[Directive]
In the entries, find all lines that hold the word "воды" and copy them.

[Record excerpts]

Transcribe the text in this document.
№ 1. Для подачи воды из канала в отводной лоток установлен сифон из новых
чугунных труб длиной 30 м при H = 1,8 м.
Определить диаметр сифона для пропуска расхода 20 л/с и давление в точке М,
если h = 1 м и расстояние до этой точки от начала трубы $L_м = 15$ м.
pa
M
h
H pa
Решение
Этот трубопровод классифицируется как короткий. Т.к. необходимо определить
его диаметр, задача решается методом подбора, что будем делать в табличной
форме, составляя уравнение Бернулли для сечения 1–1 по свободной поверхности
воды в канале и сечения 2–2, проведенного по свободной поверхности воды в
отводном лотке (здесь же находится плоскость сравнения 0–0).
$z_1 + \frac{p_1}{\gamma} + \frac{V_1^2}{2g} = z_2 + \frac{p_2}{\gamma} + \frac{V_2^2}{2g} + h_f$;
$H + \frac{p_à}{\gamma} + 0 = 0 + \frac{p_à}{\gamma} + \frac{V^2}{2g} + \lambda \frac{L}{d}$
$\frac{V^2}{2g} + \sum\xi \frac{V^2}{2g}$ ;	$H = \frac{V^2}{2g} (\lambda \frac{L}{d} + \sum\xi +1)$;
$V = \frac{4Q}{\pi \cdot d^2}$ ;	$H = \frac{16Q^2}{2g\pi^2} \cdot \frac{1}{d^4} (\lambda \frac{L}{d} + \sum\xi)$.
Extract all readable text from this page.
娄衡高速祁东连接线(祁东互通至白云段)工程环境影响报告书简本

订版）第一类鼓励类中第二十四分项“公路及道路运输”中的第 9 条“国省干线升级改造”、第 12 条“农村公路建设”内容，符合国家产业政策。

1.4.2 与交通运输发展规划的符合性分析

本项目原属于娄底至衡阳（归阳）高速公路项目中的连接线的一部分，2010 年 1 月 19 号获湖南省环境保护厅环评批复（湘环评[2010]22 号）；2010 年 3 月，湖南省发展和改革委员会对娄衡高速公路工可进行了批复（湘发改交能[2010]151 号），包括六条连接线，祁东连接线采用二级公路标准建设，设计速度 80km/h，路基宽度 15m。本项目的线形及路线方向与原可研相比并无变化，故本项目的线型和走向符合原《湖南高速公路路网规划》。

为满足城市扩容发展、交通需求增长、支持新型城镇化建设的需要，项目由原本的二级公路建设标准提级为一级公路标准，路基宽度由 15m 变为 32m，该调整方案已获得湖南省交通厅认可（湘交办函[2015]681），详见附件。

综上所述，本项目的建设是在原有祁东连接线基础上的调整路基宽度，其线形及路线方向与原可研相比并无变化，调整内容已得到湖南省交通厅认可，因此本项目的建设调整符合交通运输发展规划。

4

[Complete response]
№ 1. Для подачи воды из канала в отводной лоток установлен сифон из новых
воды в канале и сечения 2–2, проведенного по свободной поверхности воды в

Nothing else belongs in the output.